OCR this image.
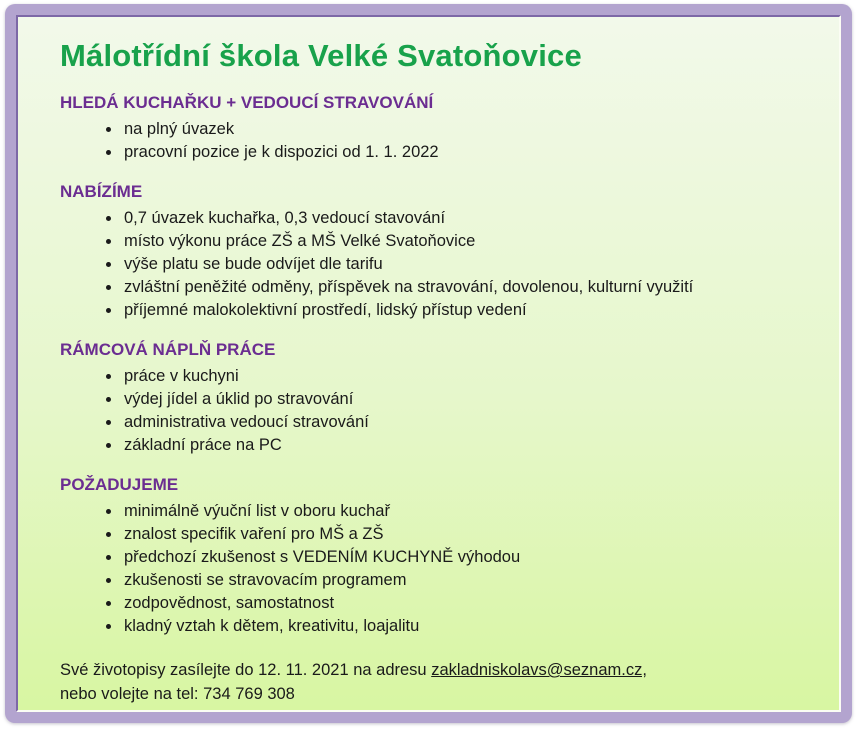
Málotřídní škola Velké Svatoňovice
HLEDÁ KUCHAŘKU + VEDOUCÍ STRAVOVÁNÍ
• na plný úvazek
• pracovní pozice je k dispozici od 1. 1. 2022
NABÍZÍME
• 0,7 úvazek kuchařka, 0,3 vedoucí stavování
• místo výkonu práce ZŠ a MŠ Velké Svatoňovice
• výše platu se bude odvíjet dle tarifu
• zvláštní peněžité odměny, příspěvek na stravování, dovolenou, kulturní využití
• příjemné malokolektivní prostředí, lidský přístup vedení
RÁMCOVÁ NÁPLŇ PRÁCE
• práce v kuchyni
• výdej jídel a úklid po stravování
• administrativa vedoucí stravování
• základní práce na PC
POŽADUJEME
• minimálně výuční list v oboru kuchař
• znalost specifik vaření pro MŠ a ZŠ
• předchozí zkušenost s VEDENÍM KUCHYNĚ výhodou
• zkušenosti se stravovacím programem
• zodpovědnost, samostatnost
• kladný vztah k dětem, kreativitu, loajalitu

Své životopisy zasílejte do 12. 11. 2021 na adresu zakladniskolavs@seznam.cz,
nebo volejte na tel: 734 769 308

+ + + +

**EXERCISE PROMPT:**
Each entry gets copied exactly; the pictures stay out.

**TASK ANSWER:**
OCR this image.
Málotřídní škola Velké Svatoňovice
HLEDÁ KUCHAŘKU + VEDOUCÍ STRAVOVÁNÍ
• na plný úvazek
• pracovní pozice je k dispozici od 1. 1. 2022
NABÍZÍME
• 0,7 úvazek kuchařka, 0,3 vedoucí stavování
• místo výkonu práce ZŠ a MŠ Velké Svatoňovice
• výše platu se bude odvíjet dle tarifu
• zvláštní peněžité odměny, příspěvek na stravování, dovolenou, kulturní využití
• příjemné malokolektivní prostředí, lidský přístup vedení
RÁMCOVÁ NÁPLŇ PRÁCE
• práce v kuchyni
• výdej jídel a úklid po stravování
• administrativa vedoucí stravování
• základní práce na PC
POŽADUJEME
• minimálně výuční list v oboru kuchař
• znalost specifik vaření pro MŠ a ZŠ
• předchozí zkušenost s VEDENÍM KUCHYNĚ výhodou
• zkušenosti se stravovacím programem
• zodpovědnost, samostatnost
• kladný vztah k dětem, kreativitu, loajalitu

Své životopisy zasílejte do 12. 11. 2021 na adresu zakladniskolavs@seznam.cz,
nebo volejte na tel: 734 769 308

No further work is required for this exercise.